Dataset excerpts
"""
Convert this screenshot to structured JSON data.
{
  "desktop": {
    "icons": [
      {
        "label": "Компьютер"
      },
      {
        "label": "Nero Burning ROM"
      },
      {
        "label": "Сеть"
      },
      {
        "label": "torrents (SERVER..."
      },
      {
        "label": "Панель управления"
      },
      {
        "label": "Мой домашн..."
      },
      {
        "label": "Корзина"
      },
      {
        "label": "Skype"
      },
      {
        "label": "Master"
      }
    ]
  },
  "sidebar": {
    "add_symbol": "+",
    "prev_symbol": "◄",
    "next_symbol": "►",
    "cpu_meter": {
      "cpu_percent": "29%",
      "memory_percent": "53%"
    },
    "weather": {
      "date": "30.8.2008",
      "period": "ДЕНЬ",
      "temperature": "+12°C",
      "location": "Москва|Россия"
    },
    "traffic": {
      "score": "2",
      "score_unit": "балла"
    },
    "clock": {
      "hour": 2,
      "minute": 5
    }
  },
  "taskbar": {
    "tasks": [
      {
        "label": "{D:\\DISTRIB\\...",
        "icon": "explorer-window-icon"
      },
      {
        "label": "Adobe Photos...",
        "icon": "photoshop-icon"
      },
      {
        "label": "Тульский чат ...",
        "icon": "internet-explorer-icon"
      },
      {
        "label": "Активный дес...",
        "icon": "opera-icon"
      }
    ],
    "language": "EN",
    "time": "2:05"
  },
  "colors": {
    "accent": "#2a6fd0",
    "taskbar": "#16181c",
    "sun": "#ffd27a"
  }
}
"""
Set exercise
Output the records above in their entirety, exactly.

Reply
Convert this screenshot to structured JSON data.
{
  "desktop": {
    "icons": [
      {
        "label": "Компьютер"
      },
      {
        "label": "Nero Burning ROM"
      },
      {
        "label": "Сеть"
      },
      {
        "label": "torrents (SERVER..."
      },
      {
        "label": "Панель управления"
      },
      {
        "label": "Мой домашн..."
      },
      {
        "label": "Корзина"
      },
      {
        "label": "Skype"
      },
      {
        "label": "Master"
      }
    ]
  },
  "sidebar": {
    "add_symbol": "+",
    "prev_symbol": "◄",
    "next_symbol": "►",
    "cpu_meter": {
      "cpu_percent": "29%",
      "memory_percent": "53%"
    },
    "weather": {
      "date": "30.8.2008",
      "period": "ДЕНЬ",
      "temperature": "+12°C",
      "location": "Москва|Россия"
    },
    "traffic": {
      "score": "2",
      "score_unit": "балла"
    },
    "clock": {
      "hour": 2,
      "minute": 5
    }
  },
  "taskbar": {
    "tasks": [
      {
        "label": "{D:\\DISTRIB\\...",
        "icon": "explorer-window-icon"
      },
      {
        "label": "Adobe Photos...",
        "icon": "photoshop-icon"
      },
      {
        "label": "Тульский чат ...",
        "icon": "internet-explorer-icon"
      },
      {
        "label": "Активный дес...",
        "icon": "opera-icon"
      }
    ],
    "language": "EN",
    "time": "2:05"
  },
  "colors": {
    "accent": "#2a6fd0",
    "taskbar": "#16181c",
    "sun": "#ffd27a"
  }
}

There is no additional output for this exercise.